══ Material for this exercise ══

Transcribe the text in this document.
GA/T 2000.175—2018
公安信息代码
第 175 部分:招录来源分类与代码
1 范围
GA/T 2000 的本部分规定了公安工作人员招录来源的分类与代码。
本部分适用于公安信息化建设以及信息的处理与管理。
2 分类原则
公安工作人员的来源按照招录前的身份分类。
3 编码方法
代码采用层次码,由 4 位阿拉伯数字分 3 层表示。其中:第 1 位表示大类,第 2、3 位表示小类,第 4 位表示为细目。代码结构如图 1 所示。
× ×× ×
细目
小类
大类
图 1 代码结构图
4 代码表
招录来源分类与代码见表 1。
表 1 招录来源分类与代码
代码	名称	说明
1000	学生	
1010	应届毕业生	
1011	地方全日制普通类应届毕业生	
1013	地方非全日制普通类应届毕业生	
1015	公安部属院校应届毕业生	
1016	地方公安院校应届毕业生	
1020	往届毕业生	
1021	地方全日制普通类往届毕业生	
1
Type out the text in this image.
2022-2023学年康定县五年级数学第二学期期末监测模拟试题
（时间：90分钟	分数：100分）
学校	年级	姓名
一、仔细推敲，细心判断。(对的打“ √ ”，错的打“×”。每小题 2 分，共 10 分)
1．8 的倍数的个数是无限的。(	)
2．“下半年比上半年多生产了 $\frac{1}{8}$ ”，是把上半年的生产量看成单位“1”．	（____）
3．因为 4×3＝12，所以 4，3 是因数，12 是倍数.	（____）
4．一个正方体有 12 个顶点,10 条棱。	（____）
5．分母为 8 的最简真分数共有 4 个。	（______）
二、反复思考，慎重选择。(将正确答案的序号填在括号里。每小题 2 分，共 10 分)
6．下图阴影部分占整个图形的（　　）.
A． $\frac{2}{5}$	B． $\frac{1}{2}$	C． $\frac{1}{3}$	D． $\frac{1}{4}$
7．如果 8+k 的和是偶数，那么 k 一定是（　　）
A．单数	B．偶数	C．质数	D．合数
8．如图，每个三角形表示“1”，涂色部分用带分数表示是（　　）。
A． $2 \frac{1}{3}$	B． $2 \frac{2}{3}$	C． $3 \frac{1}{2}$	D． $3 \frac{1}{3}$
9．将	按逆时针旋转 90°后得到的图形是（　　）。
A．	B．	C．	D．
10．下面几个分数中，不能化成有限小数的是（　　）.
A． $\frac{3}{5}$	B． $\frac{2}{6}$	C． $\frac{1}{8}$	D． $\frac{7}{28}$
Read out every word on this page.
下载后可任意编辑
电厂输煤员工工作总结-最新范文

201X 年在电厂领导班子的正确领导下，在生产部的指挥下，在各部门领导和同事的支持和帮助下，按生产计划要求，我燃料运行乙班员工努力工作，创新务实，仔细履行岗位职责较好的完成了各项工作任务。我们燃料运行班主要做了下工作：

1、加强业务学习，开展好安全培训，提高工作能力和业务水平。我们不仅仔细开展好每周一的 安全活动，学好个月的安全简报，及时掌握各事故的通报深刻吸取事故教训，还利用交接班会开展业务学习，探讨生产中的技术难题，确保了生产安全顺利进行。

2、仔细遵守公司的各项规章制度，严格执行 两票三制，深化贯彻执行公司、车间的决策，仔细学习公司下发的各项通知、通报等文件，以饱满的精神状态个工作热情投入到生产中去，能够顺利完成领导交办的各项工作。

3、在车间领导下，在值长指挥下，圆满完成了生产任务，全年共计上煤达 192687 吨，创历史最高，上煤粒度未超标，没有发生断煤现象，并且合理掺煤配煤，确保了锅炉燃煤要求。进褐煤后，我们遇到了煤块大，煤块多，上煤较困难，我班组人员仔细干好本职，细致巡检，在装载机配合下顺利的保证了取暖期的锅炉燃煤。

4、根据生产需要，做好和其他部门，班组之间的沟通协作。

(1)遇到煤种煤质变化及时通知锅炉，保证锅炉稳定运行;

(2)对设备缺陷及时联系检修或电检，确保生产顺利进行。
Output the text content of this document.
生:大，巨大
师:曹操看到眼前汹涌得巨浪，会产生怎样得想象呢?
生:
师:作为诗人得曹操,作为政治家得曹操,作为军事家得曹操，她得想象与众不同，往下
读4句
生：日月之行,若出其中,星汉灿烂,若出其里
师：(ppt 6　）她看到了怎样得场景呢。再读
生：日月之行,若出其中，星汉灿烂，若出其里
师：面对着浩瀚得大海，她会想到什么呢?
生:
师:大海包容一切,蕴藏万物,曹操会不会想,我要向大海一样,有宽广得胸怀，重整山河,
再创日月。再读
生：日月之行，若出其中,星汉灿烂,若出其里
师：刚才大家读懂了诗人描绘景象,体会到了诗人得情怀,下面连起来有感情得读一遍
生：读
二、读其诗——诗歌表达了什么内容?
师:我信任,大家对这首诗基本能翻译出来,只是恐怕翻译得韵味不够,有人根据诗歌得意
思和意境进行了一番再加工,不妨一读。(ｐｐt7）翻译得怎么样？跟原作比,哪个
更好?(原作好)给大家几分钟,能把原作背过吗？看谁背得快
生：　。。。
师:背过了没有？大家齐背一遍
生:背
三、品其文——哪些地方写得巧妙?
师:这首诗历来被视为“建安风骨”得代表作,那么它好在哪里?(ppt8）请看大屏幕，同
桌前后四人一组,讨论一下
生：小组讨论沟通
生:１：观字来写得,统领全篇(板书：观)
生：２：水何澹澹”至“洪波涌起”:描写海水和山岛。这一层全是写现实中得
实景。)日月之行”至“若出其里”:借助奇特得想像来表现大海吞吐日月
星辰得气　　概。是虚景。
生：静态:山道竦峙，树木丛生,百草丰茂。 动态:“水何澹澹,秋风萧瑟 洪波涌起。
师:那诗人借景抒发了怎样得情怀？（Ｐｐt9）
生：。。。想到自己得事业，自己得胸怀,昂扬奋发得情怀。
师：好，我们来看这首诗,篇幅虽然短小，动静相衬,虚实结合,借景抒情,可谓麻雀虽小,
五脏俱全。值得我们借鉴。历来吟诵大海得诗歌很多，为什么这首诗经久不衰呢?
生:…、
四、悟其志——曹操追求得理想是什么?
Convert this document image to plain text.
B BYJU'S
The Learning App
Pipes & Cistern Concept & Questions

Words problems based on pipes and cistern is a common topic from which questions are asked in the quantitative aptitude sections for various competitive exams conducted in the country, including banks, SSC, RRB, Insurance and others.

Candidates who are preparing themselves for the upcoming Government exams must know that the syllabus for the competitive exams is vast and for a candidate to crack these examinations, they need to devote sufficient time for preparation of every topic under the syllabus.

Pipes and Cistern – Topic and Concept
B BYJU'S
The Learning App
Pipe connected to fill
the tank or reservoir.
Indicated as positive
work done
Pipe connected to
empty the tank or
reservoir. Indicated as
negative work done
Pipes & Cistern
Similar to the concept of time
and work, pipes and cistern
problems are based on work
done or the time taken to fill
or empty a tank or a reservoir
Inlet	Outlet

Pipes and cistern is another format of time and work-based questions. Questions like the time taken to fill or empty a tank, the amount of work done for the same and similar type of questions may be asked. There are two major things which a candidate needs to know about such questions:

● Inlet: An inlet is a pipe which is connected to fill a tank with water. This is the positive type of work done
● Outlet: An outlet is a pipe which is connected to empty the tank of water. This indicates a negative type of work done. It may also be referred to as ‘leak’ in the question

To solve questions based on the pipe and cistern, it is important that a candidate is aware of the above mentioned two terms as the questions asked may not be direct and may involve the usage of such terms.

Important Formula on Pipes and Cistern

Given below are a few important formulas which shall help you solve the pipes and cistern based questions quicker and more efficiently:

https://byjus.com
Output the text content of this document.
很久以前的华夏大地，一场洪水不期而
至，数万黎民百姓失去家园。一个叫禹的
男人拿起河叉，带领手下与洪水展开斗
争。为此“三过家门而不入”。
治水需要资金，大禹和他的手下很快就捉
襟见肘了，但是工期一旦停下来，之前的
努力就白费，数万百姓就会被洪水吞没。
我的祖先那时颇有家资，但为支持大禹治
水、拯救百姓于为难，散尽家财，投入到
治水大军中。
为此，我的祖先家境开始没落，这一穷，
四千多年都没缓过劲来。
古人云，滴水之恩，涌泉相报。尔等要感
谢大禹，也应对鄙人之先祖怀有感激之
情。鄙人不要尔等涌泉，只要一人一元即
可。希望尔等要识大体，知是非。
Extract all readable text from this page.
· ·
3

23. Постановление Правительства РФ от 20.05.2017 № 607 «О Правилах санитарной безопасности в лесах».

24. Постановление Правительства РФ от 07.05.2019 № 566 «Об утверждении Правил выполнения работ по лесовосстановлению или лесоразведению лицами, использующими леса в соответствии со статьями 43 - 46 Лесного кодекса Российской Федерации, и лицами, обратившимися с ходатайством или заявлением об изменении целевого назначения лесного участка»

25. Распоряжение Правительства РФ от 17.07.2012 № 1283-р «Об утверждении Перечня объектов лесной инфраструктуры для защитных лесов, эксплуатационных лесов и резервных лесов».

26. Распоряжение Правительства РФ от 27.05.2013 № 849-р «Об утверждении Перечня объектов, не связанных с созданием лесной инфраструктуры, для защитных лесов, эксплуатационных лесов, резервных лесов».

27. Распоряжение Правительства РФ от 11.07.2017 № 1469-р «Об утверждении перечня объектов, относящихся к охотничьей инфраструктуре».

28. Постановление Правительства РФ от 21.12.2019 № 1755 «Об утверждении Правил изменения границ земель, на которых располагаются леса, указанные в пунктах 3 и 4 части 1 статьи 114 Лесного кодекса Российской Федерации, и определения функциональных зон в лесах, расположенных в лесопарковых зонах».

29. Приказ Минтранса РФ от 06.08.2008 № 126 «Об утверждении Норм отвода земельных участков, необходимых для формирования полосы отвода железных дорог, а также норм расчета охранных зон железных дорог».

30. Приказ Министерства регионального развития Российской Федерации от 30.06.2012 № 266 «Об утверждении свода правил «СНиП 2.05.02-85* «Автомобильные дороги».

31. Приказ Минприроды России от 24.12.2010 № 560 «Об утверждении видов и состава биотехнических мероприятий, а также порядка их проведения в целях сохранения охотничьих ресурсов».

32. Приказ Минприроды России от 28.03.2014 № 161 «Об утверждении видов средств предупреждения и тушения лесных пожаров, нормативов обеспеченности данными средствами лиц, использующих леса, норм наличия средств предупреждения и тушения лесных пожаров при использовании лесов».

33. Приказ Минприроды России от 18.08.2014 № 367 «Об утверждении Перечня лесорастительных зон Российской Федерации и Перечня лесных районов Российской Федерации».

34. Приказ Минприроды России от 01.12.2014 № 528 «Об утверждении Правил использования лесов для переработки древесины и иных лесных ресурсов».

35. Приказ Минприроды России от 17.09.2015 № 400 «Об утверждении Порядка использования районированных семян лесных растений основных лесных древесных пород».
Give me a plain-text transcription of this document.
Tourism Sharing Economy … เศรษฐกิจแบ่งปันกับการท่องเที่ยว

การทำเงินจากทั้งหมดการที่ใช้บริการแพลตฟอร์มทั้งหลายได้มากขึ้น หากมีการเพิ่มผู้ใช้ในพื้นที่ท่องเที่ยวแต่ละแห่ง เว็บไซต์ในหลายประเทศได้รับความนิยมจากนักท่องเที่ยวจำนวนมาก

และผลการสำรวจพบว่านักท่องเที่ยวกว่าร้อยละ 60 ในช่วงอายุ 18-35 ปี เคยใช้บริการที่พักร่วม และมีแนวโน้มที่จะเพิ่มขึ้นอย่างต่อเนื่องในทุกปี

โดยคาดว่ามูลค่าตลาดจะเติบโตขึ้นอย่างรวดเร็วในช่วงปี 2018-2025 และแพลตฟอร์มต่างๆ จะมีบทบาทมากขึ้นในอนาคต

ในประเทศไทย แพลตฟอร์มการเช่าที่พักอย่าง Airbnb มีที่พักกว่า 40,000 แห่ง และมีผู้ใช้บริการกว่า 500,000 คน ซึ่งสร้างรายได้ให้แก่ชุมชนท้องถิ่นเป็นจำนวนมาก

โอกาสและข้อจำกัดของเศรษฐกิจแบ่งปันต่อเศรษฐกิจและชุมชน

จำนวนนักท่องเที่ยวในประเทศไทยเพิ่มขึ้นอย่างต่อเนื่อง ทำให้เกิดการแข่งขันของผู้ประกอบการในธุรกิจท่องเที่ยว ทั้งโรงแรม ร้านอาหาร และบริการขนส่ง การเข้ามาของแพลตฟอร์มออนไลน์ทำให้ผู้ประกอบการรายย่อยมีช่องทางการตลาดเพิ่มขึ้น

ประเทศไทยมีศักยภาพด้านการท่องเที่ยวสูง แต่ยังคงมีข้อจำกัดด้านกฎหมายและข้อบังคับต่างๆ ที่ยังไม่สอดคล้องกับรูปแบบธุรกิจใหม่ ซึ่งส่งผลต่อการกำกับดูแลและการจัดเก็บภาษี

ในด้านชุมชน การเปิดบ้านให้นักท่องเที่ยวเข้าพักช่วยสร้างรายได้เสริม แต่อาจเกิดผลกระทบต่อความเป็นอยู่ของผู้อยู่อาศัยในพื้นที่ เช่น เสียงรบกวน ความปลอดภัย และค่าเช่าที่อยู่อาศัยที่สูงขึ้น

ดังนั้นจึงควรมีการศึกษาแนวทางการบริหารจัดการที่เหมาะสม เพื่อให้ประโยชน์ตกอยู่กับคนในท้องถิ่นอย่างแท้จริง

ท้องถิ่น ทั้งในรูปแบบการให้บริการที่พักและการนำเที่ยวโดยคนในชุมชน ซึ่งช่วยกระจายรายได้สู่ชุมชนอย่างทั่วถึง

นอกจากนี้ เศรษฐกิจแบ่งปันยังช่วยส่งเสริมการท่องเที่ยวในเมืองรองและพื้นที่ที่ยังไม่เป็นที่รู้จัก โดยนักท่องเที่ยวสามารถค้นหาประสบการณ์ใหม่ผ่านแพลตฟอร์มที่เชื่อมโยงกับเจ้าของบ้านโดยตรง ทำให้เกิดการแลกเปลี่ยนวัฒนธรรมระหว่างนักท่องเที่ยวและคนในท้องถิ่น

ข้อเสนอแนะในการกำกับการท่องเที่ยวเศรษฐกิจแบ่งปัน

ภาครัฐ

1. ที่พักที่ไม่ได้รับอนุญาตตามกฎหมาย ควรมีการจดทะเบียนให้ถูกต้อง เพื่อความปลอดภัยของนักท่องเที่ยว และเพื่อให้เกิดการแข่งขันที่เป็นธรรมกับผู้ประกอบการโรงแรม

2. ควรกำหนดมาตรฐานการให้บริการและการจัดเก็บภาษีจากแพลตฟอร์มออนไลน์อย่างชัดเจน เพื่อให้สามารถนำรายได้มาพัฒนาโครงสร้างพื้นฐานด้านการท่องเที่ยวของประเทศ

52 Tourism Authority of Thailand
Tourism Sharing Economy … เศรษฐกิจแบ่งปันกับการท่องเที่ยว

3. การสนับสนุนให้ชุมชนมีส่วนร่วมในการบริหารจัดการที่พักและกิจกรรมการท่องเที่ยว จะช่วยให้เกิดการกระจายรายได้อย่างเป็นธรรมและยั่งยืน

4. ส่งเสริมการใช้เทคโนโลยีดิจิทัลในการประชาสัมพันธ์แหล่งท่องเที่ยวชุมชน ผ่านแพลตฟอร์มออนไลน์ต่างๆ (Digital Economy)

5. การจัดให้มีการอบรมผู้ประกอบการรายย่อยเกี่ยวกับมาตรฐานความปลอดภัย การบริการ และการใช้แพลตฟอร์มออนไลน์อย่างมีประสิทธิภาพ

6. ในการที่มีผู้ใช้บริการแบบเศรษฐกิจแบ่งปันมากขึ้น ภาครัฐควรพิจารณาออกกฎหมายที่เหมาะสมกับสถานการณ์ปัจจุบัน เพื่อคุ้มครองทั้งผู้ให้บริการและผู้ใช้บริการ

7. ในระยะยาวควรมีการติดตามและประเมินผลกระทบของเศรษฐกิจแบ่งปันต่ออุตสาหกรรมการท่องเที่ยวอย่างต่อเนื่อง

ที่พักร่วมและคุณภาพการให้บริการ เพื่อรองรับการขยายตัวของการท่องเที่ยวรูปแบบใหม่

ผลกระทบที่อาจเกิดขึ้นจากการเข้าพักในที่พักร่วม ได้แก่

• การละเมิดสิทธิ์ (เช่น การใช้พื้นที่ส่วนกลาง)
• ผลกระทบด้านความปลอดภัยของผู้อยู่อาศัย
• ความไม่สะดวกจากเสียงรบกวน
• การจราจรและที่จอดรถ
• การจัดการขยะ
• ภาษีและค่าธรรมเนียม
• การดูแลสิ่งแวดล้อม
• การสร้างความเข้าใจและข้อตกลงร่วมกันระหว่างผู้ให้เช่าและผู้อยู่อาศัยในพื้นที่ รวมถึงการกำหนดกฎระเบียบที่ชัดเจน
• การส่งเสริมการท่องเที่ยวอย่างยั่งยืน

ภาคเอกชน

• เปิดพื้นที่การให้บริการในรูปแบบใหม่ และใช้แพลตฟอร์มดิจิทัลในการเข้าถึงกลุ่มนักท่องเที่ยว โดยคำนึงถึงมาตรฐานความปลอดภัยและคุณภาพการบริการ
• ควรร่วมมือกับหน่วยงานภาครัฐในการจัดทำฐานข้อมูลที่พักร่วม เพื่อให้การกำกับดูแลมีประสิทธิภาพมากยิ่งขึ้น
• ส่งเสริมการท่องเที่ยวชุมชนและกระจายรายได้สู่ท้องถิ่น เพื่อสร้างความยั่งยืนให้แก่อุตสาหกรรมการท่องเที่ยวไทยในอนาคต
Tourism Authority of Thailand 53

═══

Exercise objective:
Provide solely the number of lines in the data that include the word "document".

Answer below:
5